─── Exercise inputs ───

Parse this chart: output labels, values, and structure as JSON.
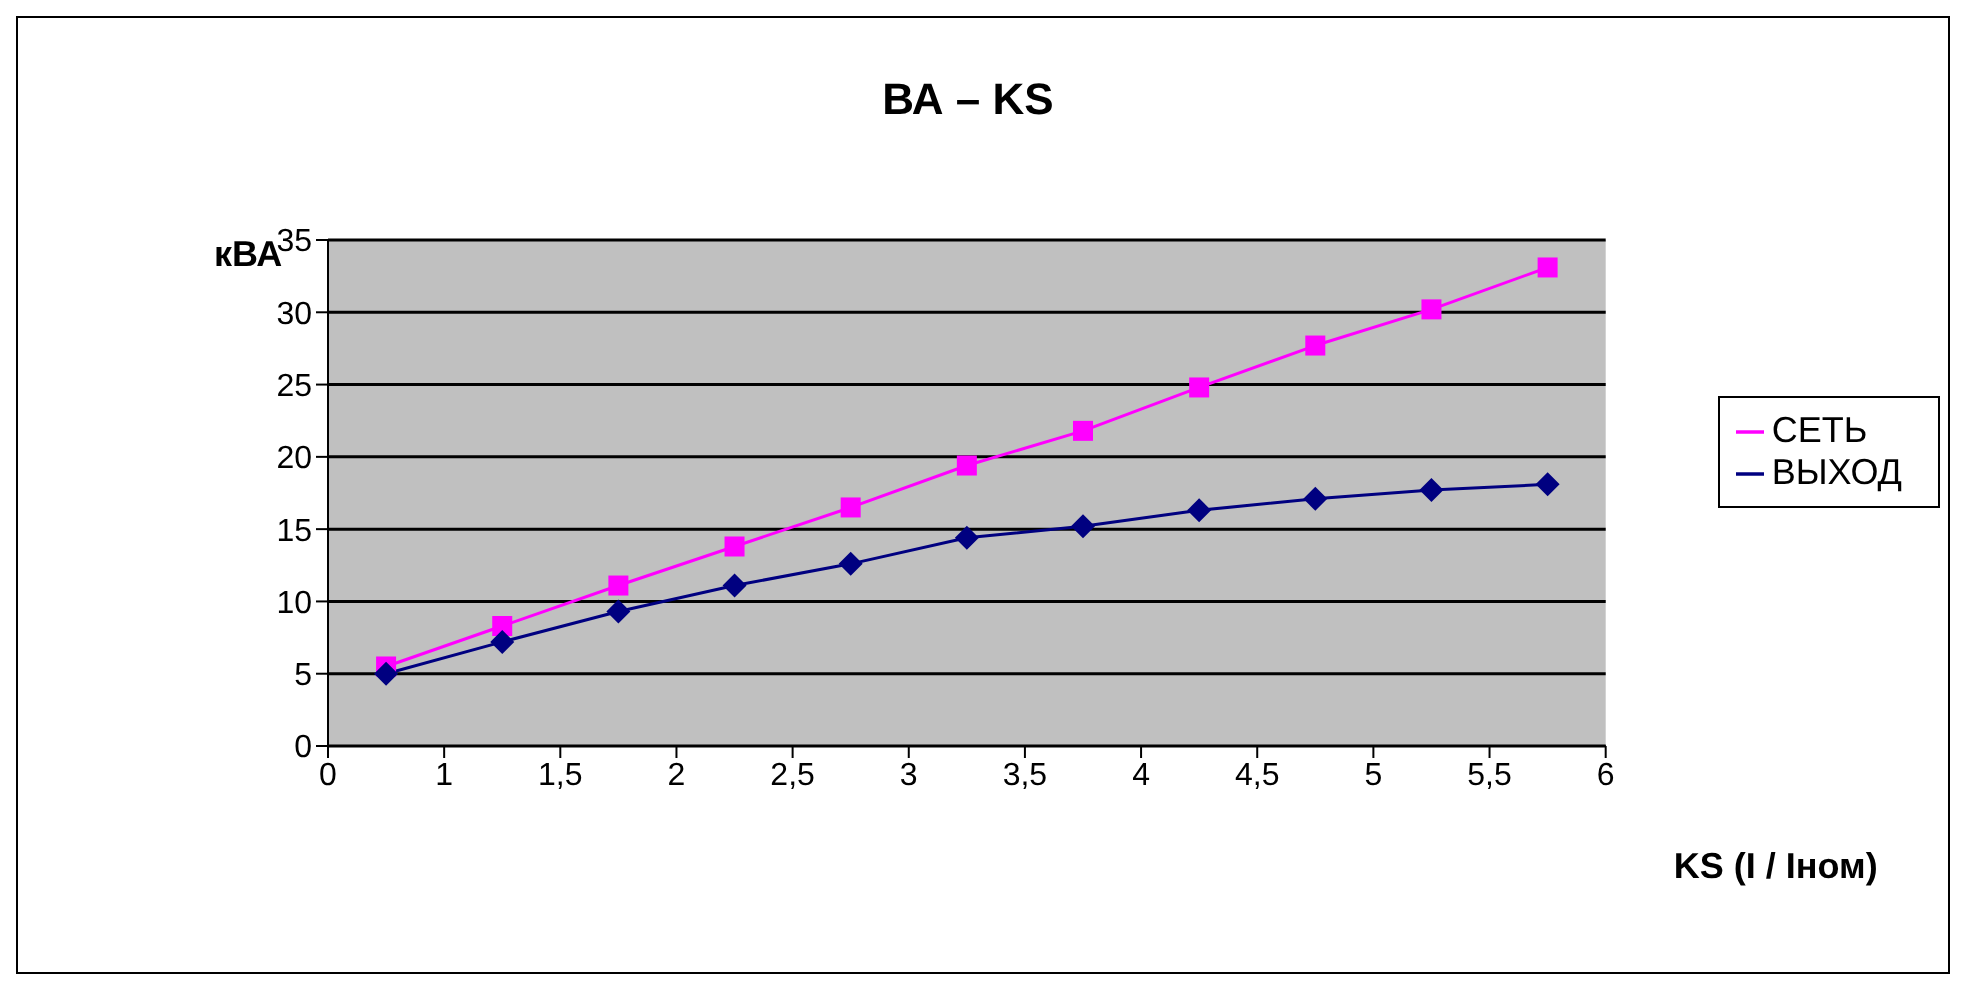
{
  "chart_data": {
    "type": "line",
    "title": "ВА – KS",
    "xlabel": "KS (I / Iном)",
    "ylabel": "кВА",
    "x": [
      0.75,
      1.25,
      1.75,
      2.25,
      2.75,
      3.25,
      3.75,
      4.25,
      4.75,
      5.25,
      5.75
    ],
    "series": [
      {
        "name": "СЕТЬ",
        "color": "#ff00ff",
        "marker": "square",
        "values": [
          5.5,
          8.3,
          11.1,
          13.8,
          16.5,
          19.4,
          21.8,
          24.8,
          27.7,
          30.2,
          33.1
        ]
      },
      {
        "name": "ВЫХОД",
        "color": "#000080",
        "marker": "diamond",
        "values": [
          5.0,
          7.2,
          9.3,
          11.1,
          12.6,
          14.4,
          15.2,
          16.3,
          17.1,
          17.7,
          18.1
        ]
      }
    ],
    "xlim": [
      0.5,
      6
    ],
    "xticks": [
      {
        "value": 0.5,
        "label": "0"
      },
      {
        "value": 1,
        "label": "1"
      },
      {
        "value": 1.5,
        "label": "1,5"
      },
      {
        "value": 2,
        "label": "2"
      },
      {
        "value": 2.5,
        "label": "2,5"
      },
      {
        "value": 3,
        "label": "3"
      },
      {
        "value": 3.5,
        "label": "3,5"
      },
      {
        "value": 4,
        "label": "4"
      },
      {
        "value": 4.5,
        "label": "4,5"
      },
      {
        "value": 5,
        "label": "5"
      },
      {
        "value": 5.5,
        "label": "5,5"
      },
      {
        "value": 6,
        "label": "6"
      }
    ],
    "ylim": [
      0,
      35
    ],
    "yticks": [
      0,
      5,
      10,
      15,
      20,
      25,
      30,
      35
    ],
    "grid": "y",
    "legend": "right",
    "line_style": "solid"
  }
}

───

**Requirement:** Exactly reproduce each record, leaving out any pictures.

**Answer to this task:**
Parse this chart: output labels, values, and structure as JSON.
{
  "chart_data": {
    "type": "line",
    "title": "ВА – KS",
    "xlabel": "KS (I / Iном)",
    "ylabel": "кВА",
    "x": [
      0.75,
      1.25,
      1.75,
      2.25,
      2.75,
      3.25,
      3.75,
      4.25,
      4.75,
      5.25,
      5.75
    ],
    "series": [
      {
        "name": "СЕТЬ",
        "color": "#ff00ff",
        "marker": "square",
        "values": [
          5.5,
          8.3,
          11.1,
          13.8,
          16.5,
          19.4,
          21.8,
          24.8,
          27.7,
          30.2,
          33.1
        ]
      },
      {
        "name": "ВЫХОД",
        "color": "#000080",
        "marker": "diamond",
        "values": [
          5.0,
          7.2,
          9.3,
          11.1,
          12.6,
          14.4,
          15.2,
          16.3,
          17.1,
          17.7,
          18.1
        ]
      }
    ],
    "xlim": [
      0.5,
      6
    ],
    "xticks": [
      {
        "value": 0.5,
        "label": "0"
      },
      {
        "value": 1,
        "label": "1"
      },
      {
        "value": 1.5,
        "label": "1,5"
      },
      {
        "value": 2,
        "label": "2"
      },
      {
        "value": 2.5,
        "label": "2,5"
      },
      {
        "value": 3,
        "label": "3"
      },
      {
        "value": 3.5,
        "label": "3,5"
      },
      {
        "value": 4,
        "label": "4"
      },
      {
        "value": 4.5,
        "label": "4,5"
      },
      {
        "value": 5,
        "label": "5"
      },
      {
        "value": 5.5,
        "label": "5,5"
      },
      {
        "value": 6,
        "label": "6"
      }
    ],
    "ylim": [
      0,
      35
    ],
    "yticks": [
      0,
      5,
      10,
      15,
      20,
      25,
      30,
      35
    ],
    "grid": "y",
    "legend": "right",
    "line_style": "solid"
  }
}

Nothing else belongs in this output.